## WORK TO COMPLETE
Extract each line holding the word "thuộc" from the entries.

## RECORDS FOR THIS TASK
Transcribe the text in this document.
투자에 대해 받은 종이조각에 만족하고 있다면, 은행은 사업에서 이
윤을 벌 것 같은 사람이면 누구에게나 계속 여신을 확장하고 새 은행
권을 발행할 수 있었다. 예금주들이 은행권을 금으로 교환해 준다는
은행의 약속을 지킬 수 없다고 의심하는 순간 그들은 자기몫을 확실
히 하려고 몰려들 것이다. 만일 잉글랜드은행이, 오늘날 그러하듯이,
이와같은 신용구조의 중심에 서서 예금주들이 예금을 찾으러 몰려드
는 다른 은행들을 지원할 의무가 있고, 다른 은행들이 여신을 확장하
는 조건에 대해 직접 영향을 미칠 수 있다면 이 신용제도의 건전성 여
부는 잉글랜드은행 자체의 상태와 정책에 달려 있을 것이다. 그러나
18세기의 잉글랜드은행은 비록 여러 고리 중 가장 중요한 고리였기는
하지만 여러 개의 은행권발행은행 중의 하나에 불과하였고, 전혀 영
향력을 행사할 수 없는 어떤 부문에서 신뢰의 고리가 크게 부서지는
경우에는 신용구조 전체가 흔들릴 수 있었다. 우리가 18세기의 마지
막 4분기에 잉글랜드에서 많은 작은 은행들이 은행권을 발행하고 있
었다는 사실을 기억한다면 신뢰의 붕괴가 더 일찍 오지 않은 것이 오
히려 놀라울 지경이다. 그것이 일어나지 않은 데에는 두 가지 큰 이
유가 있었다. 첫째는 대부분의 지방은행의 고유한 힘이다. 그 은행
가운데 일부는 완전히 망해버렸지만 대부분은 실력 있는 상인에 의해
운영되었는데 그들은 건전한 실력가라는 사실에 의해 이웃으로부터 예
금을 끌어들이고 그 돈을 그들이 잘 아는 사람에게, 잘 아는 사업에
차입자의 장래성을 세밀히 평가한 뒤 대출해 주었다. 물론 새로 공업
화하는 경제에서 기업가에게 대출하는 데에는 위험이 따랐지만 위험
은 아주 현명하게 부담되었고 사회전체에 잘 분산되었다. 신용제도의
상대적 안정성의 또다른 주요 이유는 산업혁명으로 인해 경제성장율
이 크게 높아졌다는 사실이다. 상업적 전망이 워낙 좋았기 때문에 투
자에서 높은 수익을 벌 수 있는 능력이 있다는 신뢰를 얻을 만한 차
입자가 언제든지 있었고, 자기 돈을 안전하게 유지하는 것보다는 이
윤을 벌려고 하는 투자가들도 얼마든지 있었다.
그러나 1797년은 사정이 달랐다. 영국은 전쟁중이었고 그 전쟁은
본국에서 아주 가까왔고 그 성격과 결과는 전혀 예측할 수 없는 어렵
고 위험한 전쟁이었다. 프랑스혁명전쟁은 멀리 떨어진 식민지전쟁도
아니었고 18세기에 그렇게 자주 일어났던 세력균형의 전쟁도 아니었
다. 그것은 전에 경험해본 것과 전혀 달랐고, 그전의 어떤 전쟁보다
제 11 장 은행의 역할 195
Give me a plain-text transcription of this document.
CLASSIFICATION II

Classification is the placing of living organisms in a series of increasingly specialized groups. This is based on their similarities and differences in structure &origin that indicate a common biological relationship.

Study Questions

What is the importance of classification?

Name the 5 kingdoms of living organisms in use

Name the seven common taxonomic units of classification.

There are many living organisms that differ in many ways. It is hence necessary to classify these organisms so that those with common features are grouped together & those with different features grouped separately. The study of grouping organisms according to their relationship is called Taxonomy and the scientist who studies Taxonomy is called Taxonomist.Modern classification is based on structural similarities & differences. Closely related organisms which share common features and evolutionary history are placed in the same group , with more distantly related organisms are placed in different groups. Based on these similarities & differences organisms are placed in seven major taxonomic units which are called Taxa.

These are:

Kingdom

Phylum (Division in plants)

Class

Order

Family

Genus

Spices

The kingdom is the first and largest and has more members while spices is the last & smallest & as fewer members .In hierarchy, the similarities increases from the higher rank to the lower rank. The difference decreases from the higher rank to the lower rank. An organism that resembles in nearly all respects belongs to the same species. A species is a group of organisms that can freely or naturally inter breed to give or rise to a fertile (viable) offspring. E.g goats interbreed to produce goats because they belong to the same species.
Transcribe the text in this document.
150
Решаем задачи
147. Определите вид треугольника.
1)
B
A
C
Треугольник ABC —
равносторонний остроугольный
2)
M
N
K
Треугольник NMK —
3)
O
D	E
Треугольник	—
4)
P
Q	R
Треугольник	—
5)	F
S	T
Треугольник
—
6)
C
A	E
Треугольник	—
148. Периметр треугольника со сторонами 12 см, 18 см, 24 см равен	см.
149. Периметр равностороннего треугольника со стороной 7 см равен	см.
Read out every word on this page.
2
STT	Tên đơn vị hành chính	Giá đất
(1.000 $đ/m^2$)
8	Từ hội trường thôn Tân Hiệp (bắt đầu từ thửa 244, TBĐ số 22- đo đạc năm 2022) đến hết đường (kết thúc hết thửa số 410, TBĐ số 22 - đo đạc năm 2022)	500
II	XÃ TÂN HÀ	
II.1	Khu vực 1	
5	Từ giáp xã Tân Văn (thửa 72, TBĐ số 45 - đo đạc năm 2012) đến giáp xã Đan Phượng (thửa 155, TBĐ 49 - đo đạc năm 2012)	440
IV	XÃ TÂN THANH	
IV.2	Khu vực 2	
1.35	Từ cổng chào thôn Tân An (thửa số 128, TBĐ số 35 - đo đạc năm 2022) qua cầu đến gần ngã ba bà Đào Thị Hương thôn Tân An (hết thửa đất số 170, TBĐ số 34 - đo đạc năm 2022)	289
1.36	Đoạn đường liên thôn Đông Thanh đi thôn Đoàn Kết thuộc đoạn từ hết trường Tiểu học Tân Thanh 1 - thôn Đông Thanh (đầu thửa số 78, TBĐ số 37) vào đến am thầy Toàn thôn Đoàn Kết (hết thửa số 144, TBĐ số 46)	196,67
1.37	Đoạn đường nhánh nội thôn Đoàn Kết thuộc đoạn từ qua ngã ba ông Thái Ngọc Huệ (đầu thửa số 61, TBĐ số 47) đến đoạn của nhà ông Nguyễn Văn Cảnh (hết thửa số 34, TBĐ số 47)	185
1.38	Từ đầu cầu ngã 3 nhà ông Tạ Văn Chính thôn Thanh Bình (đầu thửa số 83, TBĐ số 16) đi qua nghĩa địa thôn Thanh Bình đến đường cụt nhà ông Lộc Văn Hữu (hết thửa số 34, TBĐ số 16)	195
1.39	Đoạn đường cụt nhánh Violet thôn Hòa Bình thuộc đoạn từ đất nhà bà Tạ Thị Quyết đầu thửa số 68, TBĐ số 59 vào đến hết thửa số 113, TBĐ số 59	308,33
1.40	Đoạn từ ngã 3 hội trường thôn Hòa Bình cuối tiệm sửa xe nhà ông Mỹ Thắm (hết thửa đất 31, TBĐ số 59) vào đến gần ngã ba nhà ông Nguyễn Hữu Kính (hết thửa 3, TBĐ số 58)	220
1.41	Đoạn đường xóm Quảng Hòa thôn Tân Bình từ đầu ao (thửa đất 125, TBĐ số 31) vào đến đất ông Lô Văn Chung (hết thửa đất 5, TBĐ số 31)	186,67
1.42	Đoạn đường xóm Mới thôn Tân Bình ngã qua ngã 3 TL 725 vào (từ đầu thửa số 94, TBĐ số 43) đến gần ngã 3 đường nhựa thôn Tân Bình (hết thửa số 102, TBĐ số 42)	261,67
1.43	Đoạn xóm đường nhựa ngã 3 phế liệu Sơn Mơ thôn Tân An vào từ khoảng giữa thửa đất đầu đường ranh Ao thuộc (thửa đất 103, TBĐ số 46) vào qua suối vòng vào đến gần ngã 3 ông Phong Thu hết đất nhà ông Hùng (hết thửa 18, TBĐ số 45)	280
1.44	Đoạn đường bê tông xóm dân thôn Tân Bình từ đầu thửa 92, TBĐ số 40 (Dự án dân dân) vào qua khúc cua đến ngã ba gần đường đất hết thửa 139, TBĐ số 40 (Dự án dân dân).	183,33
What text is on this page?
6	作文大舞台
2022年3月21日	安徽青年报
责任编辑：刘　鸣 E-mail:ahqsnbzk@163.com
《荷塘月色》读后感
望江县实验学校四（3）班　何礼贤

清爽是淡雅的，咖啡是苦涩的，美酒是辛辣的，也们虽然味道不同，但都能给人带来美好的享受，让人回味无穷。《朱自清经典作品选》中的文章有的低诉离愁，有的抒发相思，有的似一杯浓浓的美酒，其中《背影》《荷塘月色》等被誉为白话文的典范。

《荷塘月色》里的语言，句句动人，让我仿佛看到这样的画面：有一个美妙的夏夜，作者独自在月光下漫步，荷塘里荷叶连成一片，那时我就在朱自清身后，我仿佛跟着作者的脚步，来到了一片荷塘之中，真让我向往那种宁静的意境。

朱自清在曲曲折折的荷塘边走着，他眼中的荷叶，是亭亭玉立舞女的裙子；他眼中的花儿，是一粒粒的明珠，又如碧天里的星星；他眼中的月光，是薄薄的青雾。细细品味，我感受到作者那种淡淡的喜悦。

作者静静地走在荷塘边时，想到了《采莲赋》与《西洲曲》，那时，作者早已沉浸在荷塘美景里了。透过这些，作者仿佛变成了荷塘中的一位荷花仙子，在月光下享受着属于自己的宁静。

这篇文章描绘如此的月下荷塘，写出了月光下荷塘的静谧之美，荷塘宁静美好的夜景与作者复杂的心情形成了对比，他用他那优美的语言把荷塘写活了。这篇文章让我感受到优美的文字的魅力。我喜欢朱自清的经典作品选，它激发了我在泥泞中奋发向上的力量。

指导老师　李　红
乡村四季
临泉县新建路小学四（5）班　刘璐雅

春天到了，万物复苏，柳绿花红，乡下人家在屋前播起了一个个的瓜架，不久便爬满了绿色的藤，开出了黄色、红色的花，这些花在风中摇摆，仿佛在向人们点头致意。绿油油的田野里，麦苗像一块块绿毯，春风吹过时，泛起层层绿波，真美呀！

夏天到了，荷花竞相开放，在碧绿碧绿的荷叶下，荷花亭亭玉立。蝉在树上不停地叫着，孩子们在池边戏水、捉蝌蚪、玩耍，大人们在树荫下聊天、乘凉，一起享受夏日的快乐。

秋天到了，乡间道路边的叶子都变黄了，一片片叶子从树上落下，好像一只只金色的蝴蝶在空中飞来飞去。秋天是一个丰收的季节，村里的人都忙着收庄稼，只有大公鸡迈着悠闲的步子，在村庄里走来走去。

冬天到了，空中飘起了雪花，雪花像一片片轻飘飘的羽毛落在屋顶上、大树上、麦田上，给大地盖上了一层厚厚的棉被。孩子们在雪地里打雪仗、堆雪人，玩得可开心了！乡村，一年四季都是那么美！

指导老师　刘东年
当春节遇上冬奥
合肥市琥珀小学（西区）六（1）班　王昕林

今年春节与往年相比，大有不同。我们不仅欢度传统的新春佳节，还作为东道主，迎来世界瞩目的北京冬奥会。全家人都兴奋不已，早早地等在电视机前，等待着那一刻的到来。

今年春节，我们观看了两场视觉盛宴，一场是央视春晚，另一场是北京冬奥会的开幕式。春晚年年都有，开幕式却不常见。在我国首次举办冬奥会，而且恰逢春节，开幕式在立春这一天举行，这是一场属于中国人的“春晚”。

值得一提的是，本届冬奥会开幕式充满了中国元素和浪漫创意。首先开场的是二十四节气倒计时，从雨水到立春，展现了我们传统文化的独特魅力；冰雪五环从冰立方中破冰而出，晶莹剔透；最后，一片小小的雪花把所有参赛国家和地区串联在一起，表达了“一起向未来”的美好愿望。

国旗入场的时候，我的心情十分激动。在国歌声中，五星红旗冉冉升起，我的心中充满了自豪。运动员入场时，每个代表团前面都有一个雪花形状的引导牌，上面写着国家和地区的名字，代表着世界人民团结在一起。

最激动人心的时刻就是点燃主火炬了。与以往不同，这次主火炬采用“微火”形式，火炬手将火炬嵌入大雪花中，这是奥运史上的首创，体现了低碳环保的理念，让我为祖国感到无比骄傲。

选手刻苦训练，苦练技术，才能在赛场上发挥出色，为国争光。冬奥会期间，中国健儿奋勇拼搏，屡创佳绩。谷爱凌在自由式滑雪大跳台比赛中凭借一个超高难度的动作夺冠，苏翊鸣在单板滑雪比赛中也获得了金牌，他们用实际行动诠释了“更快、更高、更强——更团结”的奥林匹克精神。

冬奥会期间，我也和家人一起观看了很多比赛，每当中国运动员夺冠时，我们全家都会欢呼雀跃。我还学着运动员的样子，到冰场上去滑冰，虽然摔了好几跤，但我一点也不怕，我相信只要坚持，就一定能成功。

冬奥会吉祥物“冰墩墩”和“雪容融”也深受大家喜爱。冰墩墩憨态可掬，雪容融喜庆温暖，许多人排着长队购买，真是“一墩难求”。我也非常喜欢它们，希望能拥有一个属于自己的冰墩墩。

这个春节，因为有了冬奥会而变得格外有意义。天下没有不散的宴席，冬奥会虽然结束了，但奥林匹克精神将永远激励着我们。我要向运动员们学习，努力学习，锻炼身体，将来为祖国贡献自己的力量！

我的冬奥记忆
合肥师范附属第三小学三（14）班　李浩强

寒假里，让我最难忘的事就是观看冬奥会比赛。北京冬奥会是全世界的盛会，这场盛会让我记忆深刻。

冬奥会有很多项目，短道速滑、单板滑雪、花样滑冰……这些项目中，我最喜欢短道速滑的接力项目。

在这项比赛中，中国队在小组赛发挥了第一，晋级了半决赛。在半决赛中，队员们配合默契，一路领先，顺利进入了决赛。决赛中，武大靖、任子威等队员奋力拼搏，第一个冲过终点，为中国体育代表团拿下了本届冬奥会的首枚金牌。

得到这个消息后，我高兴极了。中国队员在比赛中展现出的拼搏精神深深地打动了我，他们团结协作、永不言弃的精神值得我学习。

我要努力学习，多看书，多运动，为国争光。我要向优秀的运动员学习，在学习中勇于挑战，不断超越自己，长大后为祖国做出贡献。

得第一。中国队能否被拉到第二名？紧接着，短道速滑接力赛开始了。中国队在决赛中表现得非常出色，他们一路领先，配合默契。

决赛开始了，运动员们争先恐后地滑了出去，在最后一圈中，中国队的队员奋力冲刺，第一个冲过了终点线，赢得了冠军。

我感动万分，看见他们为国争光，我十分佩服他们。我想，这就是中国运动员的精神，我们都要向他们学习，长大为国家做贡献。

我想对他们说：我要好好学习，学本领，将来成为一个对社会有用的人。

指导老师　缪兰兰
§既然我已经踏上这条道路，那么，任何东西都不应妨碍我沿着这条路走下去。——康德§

## COMPLETE RESPONSE
1.36	Đoạn đường liên thôn Đông Thanh đi thôn Đoàn Kết thuộc đoạn từ hết trường Tiểu học Tân Thanh 1 - thôn Đông Thanh (đầu thửa số 78, TBĐ số 37) vào đến am thầy Toàn thôn Đoàn Kết (hết thửa số 144, TBĐ số 46)	196,67
1.37	Đoạn đường nhánh nội thôn Đoàn Kết thuộc đoạn từ qua ngã ba ông Thái Ngọc Huệ (đầu thửa số 61, TBĐ số 47) đến đoạn của nhà ông Nguyễn Văn Cảnh (hết thửa số 34, TBĐ số 47)	185
1.39	Đoạn đường cụt nhánh Violet thôn Hòa Bình thuộc đoạn từ đất nhà bà Tạ Thị Quyết đầu thửa số 68, TBĐ số 59 vào đến hết thửa số 113, TBĐ số 59	308,33
1.43	Đoạn xóm đường nhựa ngã 3 phế liệu Sơn Mơ thôn Tân An vào từ khoảng giữa thửa đất đầu đường ranh Ao thuộc (thửa đất 103, TBĐ số 46) vào qua suối vòng vào đến gần ngã 3 ông Phong Thu hết đất nhà ông Hùng (hết thửa 18, TBĐ số 45)	280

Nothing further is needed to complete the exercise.